— start of INFORMATION SHOWN —

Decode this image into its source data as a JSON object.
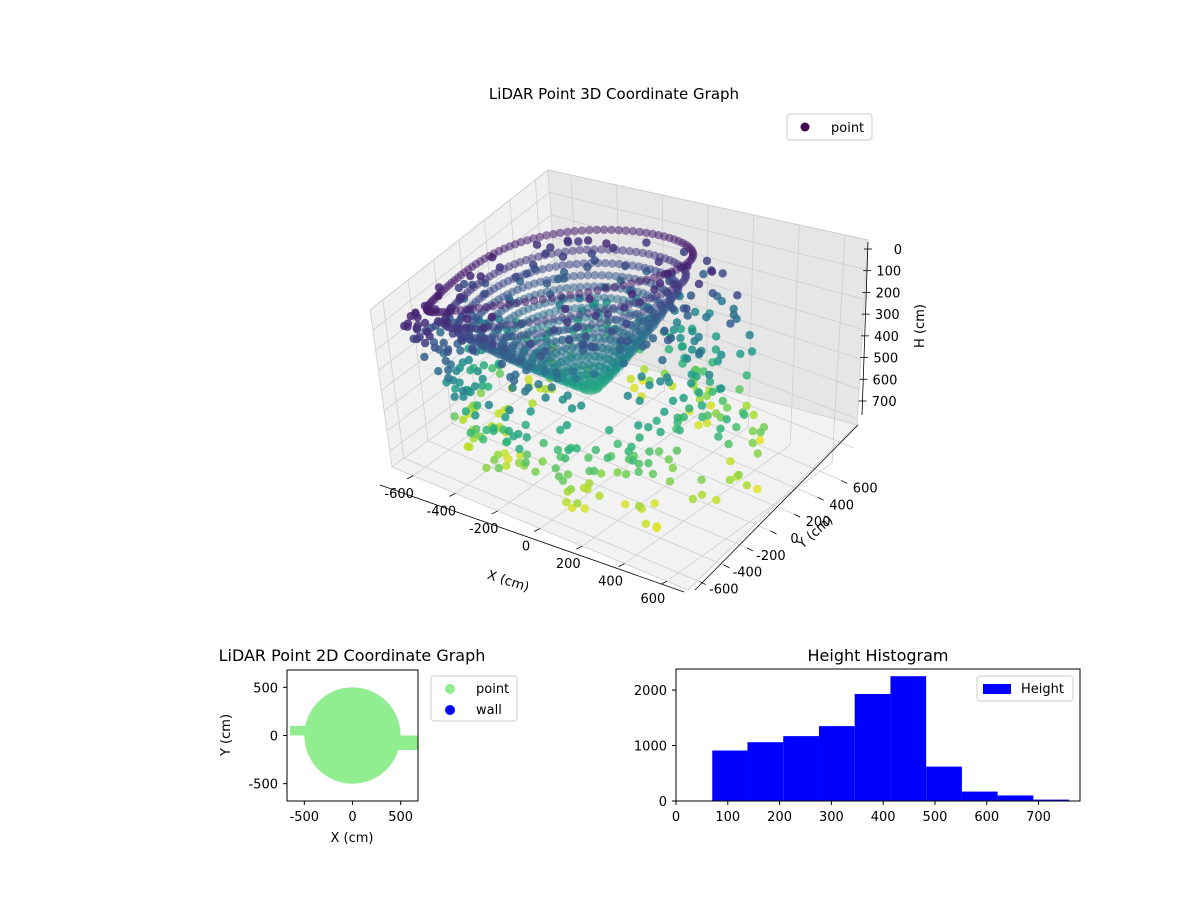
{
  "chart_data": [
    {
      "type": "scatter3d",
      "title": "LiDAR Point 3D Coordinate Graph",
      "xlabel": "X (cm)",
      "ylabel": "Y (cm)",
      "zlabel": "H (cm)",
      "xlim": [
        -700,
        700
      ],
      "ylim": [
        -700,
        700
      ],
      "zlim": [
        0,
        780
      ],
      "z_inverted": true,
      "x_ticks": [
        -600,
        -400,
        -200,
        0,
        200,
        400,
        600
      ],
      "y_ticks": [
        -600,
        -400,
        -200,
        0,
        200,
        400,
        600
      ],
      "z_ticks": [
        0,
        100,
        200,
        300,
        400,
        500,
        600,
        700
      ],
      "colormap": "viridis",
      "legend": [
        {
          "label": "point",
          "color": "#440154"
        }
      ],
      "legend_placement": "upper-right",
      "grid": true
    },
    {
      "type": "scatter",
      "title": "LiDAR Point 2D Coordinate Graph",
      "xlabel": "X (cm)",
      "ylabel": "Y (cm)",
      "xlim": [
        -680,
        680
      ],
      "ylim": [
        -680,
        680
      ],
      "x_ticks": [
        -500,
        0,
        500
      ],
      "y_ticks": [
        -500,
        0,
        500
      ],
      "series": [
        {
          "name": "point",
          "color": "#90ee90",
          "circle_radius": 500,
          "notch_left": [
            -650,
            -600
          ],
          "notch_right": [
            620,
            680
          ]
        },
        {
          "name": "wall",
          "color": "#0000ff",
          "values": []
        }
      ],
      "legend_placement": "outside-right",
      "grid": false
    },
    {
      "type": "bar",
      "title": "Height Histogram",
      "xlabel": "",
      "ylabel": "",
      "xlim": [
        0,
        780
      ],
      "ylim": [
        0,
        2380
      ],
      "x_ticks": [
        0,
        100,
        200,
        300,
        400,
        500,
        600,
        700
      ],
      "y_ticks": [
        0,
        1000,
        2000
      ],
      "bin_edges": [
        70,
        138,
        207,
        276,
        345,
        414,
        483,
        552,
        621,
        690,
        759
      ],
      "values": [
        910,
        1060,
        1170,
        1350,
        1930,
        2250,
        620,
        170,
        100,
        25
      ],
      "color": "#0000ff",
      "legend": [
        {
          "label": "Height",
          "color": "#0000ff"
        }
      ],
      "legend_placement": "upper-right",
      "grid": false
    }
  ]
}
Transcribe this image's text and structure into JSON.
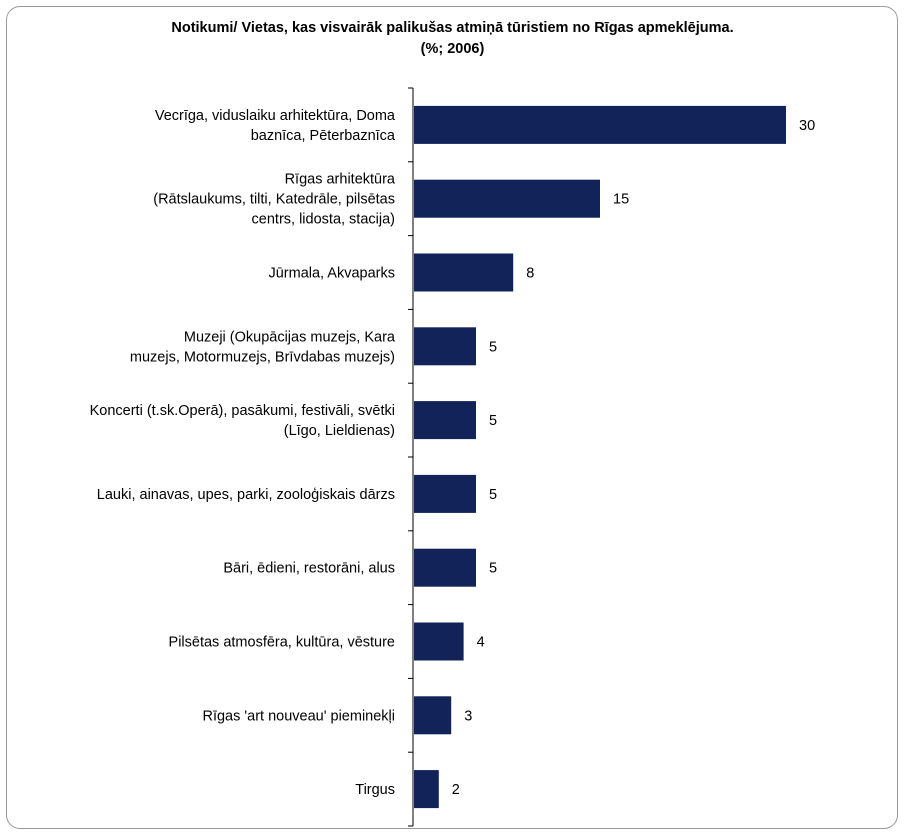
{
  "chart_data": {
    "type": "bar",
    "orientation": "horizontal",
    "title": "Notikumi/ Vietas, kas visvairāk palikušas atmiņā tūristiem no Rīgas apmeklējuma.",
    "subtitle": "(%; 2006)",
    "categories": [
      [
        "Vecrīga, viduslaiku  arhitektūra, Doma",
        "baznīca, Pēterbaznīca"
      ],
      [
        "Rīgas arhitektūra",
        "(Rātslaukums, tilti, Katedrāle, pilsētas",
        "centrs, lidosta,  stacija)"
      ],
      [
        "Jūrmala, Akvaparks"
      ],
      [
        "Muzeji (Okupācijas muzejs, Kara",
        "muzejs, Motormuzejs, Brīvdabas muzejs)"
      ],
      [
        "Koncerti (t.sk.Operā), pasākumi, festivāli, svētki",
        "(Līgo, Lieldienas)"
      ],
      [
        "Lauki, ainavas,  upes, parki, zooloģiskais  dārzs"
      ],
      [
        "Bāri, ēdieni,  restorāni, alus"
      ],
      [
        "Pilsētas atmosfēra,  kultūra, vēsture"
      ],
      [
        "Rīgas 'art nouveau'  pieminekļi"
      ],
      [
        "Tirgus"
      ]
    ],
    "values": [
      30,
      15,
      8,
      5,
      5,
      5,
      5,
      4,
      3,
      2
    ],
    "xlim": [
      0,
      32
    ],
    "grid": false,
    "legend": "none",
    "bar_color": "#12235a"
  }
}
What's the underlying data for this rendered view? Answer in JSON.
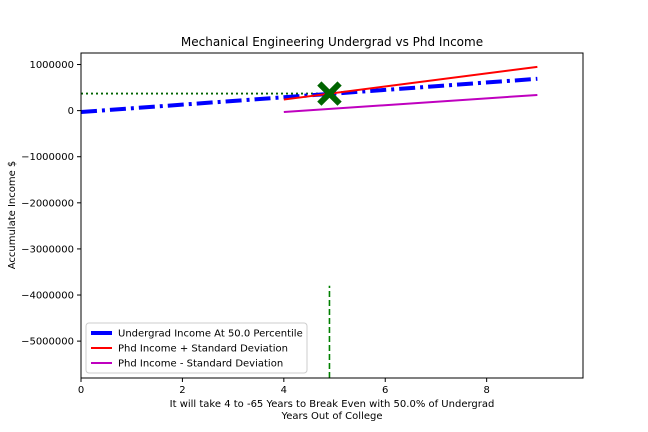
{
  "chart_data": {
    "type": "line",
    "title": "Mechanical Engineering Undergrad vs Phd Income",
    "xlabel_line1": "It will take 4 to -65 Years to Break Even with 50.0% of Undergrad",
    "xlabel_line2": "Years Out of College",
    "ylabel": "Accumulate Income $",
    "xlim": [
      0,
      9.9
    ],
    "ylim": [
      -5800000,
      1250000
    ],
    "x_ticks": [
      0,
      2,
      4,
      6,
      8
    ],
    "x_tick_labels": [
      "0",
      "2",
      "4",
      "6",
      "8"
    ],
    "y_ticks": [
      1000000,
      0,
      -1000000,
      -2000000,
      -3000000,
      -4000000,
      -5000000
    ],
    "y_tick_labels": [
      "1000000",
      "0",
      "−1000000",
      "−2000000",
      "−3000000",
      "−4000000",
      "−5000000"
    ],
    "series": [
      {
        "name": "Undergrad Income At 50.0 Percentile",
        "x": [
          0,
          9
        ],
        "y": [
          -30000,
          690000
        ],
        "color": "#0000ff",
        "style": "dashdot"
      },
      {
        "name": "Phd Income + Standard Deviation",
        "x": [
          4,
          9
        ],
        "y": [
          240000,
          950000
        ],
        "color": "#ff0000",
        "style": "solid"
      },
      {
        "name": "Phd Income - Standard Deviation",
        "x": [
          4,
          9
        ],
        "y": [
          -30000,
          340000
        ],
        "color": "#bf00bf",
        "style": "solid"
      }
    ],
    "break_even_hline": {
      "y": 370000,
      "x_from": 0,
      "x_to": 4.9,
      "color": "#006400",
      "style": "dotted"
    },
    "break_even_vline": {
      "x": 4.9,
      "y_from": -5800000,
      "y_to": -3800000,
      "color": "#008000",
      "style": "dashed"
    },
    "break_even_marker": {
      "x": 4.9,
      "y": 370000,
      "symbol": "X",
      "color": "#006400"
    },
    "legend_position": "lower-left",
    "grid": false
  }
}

— end of INFORMATION SHOWN —

* **INSTRUCTION**
Show all lines in the entries above where the string "Standard" appears.

* **SOLUTION TO THIS PROBLEM**
        "name": "Phd Income + Standard Deviation",
        "name": "Phd Income - Standard Deviation",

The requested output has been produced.